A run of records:
————————

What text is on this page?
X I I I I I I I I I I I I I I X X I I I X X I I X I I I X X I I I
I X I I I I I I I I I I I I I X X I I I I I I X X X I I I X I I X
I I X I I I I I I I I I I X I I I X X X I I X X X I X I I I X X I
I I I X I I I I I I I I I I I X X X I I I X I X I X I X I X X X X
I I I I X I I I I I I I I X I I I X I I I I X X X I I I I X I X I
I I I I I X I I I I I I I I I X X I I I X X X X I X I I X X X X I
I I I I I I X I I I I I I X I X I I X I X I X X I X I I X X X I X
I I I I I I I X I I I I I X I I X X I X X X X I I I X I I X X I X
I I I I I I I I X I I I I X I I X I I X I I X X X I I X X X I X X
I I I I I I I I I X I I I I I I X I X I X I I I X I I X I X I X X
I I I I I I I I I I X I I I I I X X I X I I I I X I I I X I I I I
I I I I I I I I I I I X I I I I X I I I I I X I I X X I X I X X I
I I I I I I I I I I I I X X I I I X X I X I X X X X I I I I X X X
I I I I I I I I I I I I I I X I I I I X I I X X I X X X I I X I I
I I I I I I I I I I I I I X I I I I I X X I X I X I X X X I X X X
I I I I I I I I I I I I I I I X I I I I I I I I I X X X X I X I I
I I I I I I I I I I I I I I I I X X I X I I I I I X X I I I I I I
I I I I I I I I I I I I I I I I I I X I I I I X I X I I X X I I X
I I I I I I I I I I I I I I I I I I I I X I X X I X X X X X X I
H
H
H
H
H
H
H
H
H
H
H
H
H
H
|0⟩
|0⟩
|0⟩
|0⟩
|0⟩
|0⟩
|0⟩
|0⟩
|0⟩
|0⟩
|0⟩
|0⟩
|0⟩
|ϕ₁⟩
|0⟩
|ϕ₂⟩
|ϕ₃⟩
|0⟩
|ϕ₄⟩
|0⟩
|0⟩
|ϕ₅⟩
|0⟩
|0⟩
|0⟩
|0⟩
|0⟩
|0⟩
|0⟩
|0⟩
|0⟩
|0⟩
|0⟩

————————

Extract every entry in the listing word for word.

Reply.
What text is on this page?
X I I I I I I I I I I I I I I X X I I I X X I I X I I I X X I I I
I X I I I I I I I I I I I I I X X I I I I I I X X X I I I X I I X
I I X I I I I I I I I I I X I I I X X X I I X X X I X I I I X X I
I I I X I I I I I I I I I I I X X X I I I X I X I X I X I X X X X
I I I I X I I I I I I I I X I I I X I I I I X X X I I I I X I X I
I I I I I X I I I I I I I I I X X I I I X X X X I X I I X X X X I
I I I I I I X I I I I I I X I X I I X I X I X X I X I I X X X I X
I I I I I I I X I I I I I X I I X X I X X X X I I I X I I X X I X
I I I I I I I I X I I I I X I I X I I X I I X X X I I X X X I X X
I I I I I I I I I X I I I I I I X I X I X I I I X I I X I X I X X
I I I I I I I I I I X I I I I I X X I X I I I I X I I I X I I I I
I I I I I I I I I I I X I I I I X I I I I I X I I X X I X I X X I
I I I I I I I I I I I I X X I I I X X I X I X X X X I I I I X X X
I I I I I I I I I I I I I I X I I I I X I I X X I X X X I I X I I
I I I I I I I I I I I I I X I I I I I X X I X I X I X X X I X X X
I I I I I I I I I I I I I I I X I I I I I I I I I X X X X I X I I
I I I I I I I I I I I I I I I I X X I X I I I I I X X I I I I I I
I I I I I I I I I I I I I I I I I I X I I I I X I X I I X X I I X
I I I I I I I I I I I I I I I I I I I I X I X X I X X X X X X I
H
H
H
H
H
H
H
H
H
H
H
H
H
H
|0⟩
|0⟩
|0⟩
|0⟩
|0⟩
|0⟩
|0⟩
|0⟩
|0⟩
|0⟩
|0⟩
|0⟩
|0⟩
|ϕ₁⟩
|0⟩
|ϕ₂⟩
|ϕ₃⟩
|0⟩
|ϕ₄⟩
|0⟩
|0⟩
|ϕ₅⟩
|0⟩
|0⟩
|0⟩
|0⟩
|0⟩
|0⟩
|0⟩
|0⟩
|0⟩
|0⟩
|0⟩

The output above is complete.